**** Source text ****

By Ochereome Nnanna
The Good Book says “by their fruits ye shall know them”. When you dress a person in borrowed robes just to show off, William Shakespeare (Macbeth Act 5, Scene 2) says it will be “(hanging) loose about him like a giant’s robe upon a dwarfish thief”. Before 2003, the Finance portfolio of the Nigerian economy had always been handled by men. After his frivolous first term, former President Olusegun Obasanjo decided to get serious in his second. Nigeria had a debt overhang of $32bn owed to the Paris Club alone.
*BuhariObasanjo saw that his global gallivanting and begging for debt forgiveness was not cutting ice. He needed to do more than merely advertise his “beautiful” mug on the streets of Western capitals.
So, in 2003, he went outside the country and lobbied Dr. Ngozi
Okonjo-Iweala, a “big fish” in the World Bank, to become Nigeria’s first-ever
female Finance Minister and Head of the Obasanjo Economic Team. Within two
years, Obasanjo was guided to exit Nigeria from the Paris Club debt, using the
oil boom fund to swap $12bn for the $32bn we owed. When Buhari’s government
asks what “previous administrations” did with our oil boom money, this is one
of them. Monthly federal allocations to the three tiers of government were
published in major newspapers for transparency.
The foundation that Okonjo-Iweala and the economic team laid gave the middle class a boost. Banks were begging middle and senior-grade workers to come and take loans for brand-new cars! When the Lehman Brothers failed in America in 2008 and triggered a worldwide economic meltdown, it hardly affected our financial system.
*Finance MinisterThe Okonjo-Iweala team’s great job recommended her for
reappointment by former President Goodluck Jonathan as Finance Minister and
Minister for the Economy between 2011 and 2015.
When Muhammadu Buhari came to power in 2015, he allowed his Vice
President, Yemi Osinbajo, to head his economic team and to bring in Kemi
Adeosun as Finance Minister; a continuation of the new practice of giving our
finances to a woman to manage. Adeosun struggled with the recession of 2016 to
2018 amidst plummeting oil revenues.
She drove the non-oil revenue sector, especially taxation,
including the Voluntary Assets and Income Declaration Scheme, VAIDS. She
bravely steered the economy marginally out of the recession. Just as she was
beginning to sit pretty, the NYSC certificate forgery scandal knocked her off
her perch.
When Buhari captured his second term in 2019, he discarded
Osinbajo and his economic team. Indeed, he altogether trashed Osinbajo’s
Economic Recovery and Growth Plan, ERPG, taking direct control of the economy.
He brought in Zainab Shamsuna Ahmed, an accountant and a family
member of Governor Nasir Ahmed el-Rufai from the Nigerian Extractive Industry
Transparency Initiative, NEITI. Buhari consolidated the Finance and
Budget/Planning Ministries under Zainab Ahmed, which puts her out as the
Minister in charge of the economy.

**** Data section ****

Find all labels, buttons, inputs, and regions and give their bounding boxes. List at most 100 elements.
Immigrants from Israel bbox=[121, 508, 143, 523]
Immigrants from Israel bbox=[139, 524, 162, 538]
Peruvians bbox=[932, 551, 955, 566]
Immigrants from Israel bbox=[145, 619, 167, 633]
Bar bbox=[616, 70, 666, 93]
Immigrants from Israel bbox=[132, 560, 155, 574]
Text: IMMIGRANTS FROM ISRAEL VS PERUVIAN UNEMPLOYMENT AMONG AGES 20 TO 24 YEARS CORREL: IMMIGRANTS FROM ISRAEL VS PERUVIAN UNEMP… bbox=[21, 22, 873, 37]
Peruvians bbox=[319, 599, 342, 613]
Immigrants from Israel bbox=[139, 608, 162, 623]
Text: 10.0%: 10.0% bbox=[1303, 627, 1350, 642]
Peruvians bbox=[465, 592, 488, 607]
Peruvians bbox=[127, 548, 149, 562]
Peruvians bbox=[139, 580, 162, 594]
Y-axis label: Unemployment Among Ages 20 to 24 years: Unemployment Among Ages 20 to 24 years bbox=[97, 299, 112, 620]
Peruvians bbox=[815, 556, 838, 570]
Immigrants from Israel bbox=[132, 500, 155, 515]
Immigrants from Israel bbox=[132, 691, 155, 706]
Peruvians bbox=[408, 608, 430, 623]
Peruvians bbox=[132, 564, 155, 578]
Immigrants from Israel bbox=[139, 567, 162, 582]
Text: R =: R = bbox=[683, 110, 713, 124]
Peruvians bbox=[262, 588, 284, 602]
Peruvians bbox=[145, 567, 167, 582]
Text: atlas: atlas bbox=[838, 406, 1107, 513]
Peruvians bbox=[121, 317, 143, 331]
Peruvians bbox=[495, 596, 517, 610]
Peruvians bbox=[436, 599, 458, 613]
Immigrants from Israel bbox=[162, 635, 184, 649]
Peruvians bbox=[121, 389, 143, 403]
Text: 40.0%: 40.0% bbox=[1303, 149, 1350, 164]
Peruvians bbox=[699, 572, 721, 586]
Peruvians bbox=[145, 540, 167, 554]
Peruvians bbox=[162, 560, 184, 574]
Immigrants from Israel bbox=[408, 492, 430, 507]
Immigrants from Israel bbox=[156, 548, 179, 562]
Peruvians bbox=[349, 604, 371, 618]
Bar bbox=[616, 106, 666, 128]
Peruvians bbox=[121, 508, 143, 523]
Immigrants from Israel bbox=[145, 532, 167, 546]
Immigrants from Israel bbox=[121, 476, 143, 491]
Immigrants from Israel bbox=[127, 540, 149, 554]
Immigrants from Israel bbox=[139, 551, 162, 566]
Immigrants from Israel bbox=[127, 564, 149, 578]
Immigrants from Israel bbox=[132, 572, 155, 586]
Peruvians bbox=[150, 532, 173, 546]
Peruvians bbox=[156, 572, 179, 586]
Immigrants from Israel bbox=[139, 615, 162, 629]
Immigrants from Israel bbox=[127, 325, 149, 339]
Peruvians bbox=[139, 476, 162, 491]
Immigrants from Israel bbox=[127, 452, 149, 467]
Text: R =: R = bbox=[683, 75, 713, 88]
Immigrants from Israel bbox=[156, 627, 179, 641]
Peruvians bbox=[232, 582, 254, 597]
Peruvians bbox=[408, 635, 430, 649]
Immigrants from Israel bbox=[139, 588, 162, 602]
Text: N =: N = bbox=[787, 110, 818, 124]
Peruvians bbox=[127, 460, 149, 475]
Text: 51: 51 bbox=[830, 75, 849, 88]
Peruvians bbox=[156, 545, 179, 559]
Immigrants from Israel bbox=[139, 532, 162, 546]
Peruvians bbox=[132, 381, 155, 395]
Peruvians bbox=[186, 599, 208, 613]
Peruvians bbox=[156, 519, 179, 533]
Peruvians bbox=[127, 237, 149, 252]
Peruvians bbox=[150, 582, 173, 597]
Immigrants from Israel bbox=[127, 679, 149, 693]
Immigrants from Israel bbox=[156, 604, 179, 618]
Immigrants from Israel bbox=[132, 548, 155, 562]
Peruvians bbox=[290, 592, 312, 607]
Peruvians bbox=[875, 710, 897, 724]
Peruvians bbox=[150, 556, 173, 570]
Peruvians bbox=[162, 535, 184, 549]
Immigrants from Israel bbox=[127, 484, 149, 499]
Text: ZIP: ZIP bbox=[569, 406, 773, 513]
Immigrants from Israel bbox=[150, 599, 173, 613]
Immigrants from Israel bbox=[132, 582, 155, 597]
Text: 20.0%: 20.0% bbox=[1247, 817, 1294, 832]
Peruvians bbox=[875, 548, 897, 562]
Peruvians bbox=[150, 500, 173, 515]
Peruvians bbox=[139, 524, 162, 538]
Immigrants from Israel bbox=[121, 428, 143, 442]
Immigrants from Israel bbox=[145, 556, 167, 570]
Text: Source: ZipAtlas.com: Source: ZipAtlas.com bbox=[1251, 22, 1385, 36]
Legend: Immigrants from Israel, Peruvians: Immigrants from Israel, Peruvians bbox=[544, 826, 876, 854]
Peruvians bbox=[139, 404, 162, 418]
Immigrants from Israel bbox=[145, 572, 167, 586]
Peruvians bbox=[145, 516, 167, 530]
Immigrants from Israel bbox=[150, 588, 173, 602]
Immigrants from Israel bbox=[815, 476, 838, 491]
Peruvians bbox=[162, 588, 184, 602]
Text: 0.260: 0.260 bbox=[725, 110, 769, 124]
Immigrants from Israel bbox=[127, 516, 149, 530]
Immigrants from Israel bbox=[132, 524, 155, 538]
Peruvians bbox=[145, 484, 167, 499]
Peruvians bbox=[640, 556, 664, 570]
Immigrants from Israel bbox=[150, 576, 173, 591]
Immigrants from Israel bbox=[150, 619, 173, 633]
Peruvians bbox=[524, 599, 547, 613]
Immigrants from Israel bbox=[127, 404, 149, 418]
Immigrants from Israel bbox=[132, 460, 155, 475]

****

▶ _Brief A_:
Summarize the column on Nigeria's finance ministers in two sentences.
▶ _Brief B_:
Carry on the column on Nigeria's finance ministers from its last sentence.
The listing stands apart from the column on Nigeria's finance ministers.

▶ _Reply A_:
In 2003, Obasanjo brought Ngozi Okonjo-Iweala from the World Bank to serve as Nigeria's first female Finance Minister, and within two years Nigeria exited its Paris Club debt by swapping $12bn for the $32bn it owed, a record that led Goodluck Jonathan to reappoint her from 2011 to 2015. Under Buhari, Kemi Adeosun steered the economy marginally out of the 2016–2018 recession before the NYSC certificate forgery scandal ended her tenure, and in his second term Buhari took direct control of the economy and consolidated the Finance and Budget/Planning Ministries under Zainab Shamsuna Ahmed.

▶ _Reply B_:
Over three weeks ago, Ahmed announced what she called a
five-year National Development Plan, NDP, for 2021-2025 which, she said, will
fulfill Buhari’s plan to take 100 million Nigerians out of poverty. Beyond
telling us that it had an investment package of N348.7 trillion, no further
detail has been made public, which is probably why no one is talking about it.
Beyond these bogus and grandiloquent claims, Zainab Ahmed’s
routine is just like that of a typical accountant whose work is more of
administering spending than building revenue and striking economic
equilibriums. Since Zainab Ahmed took over, it has been “borrow-and-spend” galore.
All the gains of the Okonjo-Iweala era have been doubly, if not triply reversed
with debt sinking us into a bottomless pit.
The latest in town is Zainab Ahmed’s recent announcement that
the Federal Government will stop paying petrol subsidy in 2022. The GMD of the
Nigerian National Petroleum Corporation, NNPC, Mele Kyari, has disclosed that a
litre of petrol could cost N340 per litre when that happens. Zainab Ahmed last
week shocked Nigerians when she announced that the Buhari government plans to
remit the N2.4 trillion per annum that would be saved from the petrol subsidy
withdrawal to 40 million “poor” Nigerians.
Now, this says it all! Northernising the Finance portfolio, like
other strategic posts, was not really meant to prove that what Igbo and Yoruba
women finance ministers did an Arewa woman can do better. It is probably all
about a final splurge before the Buhari Arewa bonanza is done. It is the most
primitive economic agenda I have ever heard of.
Can you imagine N2.4 trillion unbudgeted funds in the hands of
politicians in a pre-election year? Coming from a regime whose so-called
“Social Investment Register” is more fiction than fact, whose “Conditional Cash
Transfer” scheme has been bedevilled by allegations of corruption, which
conducted “School Feeding” during the total coronavirus pandemic lockdowns, we
may be in for a bazaar never witnessed in history.
Why is it difficult for Buhari to remember the Gen. Sani Abacha
strategy he was hired to implement in 1996 when the late head of state raised
the price of petroleum products? The proceeds were handed over to Buhari’s
Petroleum Trust Fund, PTF, to deploy to massive interventions in infrastructure
and some social services. If we were told that the money would be sunk into
power, roads, rail, security, food security, education and health, we would
find it easier to listen.
Jumping petrol price from N165.6 to N340 overnight, less than
one year before a general election will be political suicide for any ruling
party. Jonathan’s attempt to do the same on January 1, 2012 dented him
irreparably and gave the opposition the fuel it needed to seize power.
Any day now, we shall be free!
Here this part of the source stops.